── SOURCE DATA
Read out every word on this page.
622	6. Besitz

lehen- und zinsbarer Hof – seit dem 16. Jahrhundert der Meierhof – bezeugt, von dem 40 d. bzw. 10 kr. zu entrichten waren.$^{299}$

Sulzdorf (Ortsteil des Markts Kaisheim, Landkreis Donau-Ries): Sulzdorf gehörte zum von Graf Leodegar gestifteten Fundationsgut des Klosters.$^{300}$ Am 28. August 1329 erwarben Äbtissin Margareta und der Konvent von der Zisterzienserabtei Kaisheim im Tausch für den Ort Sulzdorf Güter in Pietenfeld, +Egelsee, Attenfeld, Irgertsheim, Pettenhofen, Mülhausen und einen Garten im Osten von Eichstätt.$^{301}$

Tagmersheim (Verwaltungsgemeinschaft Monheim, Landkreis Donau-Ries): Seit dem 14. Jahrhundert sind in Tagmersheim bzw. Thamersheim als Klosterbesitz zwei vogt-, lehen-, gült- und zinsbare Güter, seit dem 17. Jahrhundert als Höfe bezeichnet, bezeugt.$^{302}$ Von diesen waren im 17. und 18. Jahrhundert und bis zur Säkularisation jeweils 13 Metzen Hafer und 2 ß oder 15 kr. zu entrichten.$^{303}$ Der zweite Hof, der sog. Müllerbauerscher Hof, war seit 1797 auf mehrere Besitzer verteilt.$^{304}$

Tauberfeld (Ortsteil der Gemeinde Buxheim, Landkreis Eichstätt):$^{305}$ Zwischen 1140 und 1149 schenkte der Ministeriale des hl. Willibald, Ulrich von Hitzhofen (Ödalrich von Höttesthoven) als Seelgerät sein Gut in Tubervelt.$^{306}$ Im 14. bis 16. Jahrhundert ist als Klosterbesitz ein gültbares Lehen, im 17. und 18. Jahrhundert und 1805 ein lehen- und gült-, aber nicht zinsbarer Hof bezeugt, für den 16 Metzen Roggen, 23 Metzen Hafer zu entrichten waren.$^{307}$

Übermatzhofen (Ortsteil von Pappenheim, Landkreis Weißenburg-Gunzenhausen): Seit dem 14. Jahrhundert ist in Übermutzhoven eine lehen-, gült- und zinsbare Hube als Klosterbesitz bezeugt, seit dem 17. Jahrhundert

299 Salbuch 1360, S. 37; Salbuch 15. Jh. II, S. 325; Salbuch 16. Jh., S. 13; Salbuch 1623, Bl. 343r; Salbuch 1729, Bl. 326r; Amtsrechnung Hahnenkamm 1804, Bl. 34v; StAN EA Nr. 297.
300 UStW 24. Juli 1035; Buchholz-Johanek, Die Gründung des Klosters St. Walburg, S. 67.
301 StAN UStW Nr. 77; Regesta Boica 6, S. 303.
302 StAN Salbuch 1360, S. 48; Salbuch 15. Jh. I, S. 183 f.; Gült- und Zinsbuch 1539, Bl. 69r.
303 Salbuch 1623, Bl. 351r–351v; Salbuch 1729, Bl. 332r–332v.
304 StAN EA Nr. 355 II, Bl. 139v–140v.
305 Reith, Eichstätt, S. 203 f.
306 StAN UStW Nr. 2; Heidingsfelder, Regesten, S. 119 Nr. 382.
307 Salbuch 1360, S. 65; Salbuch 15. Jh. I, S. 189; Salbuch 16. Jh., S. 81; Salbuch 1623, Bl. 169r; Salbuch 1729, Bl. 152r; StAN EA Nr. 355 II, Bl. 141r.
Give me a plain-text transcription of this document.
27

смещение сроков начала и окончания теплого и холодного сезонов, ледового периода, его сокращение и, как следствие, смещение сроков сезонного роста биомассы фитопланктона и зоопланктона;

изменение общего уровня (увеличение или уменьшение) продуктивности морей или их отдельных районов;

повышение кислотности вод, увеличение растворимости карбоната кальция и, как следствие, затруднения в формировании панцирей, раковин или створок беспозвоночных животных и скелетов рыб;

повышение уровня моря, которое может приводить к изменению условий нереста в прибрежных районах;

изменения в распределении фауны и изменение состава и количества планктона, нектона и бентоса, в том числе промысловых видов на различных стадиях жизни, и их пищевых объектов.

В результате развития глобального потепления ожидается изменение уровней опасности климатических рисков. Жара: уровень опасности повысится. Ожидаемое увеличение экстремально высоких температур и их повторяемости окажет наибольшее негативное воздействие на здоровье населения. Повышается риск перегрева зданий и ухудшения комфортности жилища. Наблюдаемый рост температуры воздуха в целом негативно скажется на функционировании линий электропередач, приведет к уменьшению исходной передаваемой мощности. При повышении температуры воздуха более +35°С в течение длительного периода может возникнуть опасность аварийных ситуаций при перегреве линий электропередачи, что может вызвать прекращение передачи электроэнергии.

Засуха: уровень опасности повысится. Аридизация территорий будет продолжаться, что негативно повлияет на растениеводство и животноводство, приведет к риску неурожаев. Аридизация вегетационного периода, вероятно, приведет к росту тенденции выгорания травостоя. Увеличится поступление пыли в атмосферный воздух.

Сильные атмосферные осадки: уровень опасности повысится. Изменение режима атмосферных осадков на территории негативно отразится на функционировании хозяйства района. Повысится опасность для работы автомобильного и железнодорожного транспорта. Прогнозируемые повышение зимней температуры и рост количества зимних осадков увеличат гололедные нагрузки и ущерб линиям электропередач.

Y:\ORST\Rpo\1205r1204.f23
────
EXERCISE PROMPT
From the line containing "Give me a plain-text" through the final line of the listing above, retype every line exactly; leave out everything else.

RESULT OF THIS TASK
Give me a plain-text transcription of this document.
27

смещение сроков начала и окончания теплого и холодного сезонов, ледового периода, его сокращение и, как следствие, смещение сроков сезонного роста биомассы фитопланктона и зоопланктона;

изменение общего уровня (увеличение или уменьшение) продуктивности морей или их отдельных районов;

повышение кислотности вод, увеличение растворимости карбоната кальция и, как следствие, затруднения в формировании панцирей, раковин или створок беспозвоночных животных и скелетов рыб;

повышение уровня моря, которое может приводить к изменению условий нереста в прибрежных районах;

изменения в распределении фауны и изменение состава и количества планктона, нектона и бентоса, в том числе промысловых видов на различных стадиях жизни, и их пищевых объектов.

В результате развития глобального потепления ожидается изменение уровней опасности климатических рисков. Жара: уровень опасности повысится. Ожидаемое увеличение экстремально высоких температур и их повторяемости окажет наибольшее негативное воздействие на здоровье населения. Повышается риск перегрева зданий и ухудшения комфортности жилища. Наблюдаемый рост температуры воздуха в целом негативно скажется на функционировании линий электропередач, приведет к уменьшению исходной передаваемой мощности. При повышении температуры воздуха более +35°С в течение длительного периода может возникнуть опасность аварийных ситуаций при перегреве линий электропередачи, что может вызвать прекращение передачи электроэнергии.

Засуха: уровень опасности повысится. Аридизация территорий будет продолжаться, что негативно повлияет на растениеводство и животноводство, приведет к риску неурожаев. Аридизация вегетационного периода, вероятно, приведет к росту тенденции выгорания травостоя. Увеличится поступление пыли в атмосферный воздух.

Сильные атмосферные осадки: уровень опасности повысится. Изменение режима атмосферных осадков на территории негативно отразится на функционировании хозяйства района. Повысится опасность для работы автомобильного и железнодорожного транспорта. Прогнозируемые повышение зимней температуры и рост количества зимних осадков увеличат гололедные нагрузки и ущерб линиям электропередач.

Y:\ORST\Rpo\1205r1204.f23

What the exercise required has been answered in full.